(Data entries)
★ ★ ★
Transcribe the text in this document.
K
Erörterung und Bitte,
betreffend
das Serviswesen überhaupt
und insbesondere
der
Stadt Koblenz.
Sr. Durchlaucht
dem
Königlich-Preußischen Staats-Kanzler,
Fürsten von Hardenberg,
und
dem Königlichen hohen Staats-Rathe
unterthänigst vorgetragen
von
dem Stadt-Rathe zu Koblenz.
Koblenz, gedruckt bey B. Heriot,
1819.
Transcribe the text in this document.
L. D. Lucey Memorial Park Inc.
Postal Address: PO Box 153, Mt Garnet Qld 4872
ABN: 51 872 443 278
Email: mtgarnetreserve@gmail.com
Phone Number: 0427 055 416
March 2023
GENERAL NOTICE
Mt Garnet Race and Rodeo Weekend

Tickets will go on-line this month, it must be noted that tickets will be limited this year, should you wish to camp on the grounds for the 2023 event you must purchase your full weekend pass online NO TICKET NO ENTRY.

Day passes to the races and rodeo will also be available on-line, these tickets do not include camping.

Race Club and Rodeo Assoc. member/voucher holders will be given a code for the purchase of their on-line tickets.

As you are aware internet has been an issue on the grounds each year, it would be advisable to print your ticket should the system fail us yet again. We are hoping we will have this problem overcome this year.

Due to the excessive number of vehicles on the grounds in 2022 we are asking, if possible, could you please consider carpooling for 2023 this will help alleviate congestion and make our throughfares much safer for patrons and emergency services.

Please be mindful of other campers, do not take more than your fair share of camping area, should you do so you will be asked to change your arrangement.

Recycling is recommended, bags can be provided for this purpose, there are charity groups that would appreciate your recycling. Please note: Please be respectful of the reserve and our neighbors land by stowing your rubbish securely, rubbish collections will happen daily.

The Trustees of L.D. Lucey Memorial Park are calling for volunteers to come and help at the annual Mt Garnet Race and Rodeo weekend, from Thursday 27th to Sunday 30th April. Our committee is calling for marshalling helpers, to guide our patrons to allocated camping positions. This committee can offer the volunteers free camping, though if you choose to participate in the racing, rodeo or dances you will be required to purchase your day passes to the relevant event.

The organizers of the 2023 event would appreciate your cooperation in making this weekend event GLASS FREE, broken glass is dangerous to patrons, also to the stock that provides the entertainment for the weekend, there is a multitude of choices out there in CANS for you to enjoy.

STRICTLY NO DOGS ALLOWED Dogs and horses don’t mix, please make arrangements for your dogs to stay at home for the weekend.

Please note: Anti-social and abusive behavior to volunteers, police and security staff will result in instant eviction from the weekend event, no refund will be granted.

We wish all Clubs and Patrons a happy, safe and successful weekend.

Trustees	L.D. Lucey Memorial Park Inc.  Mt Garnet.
★ ★ ★
• What is required
Tally the lines in the records above that contain the word "Stadt", and give only that number.

• Answer below
2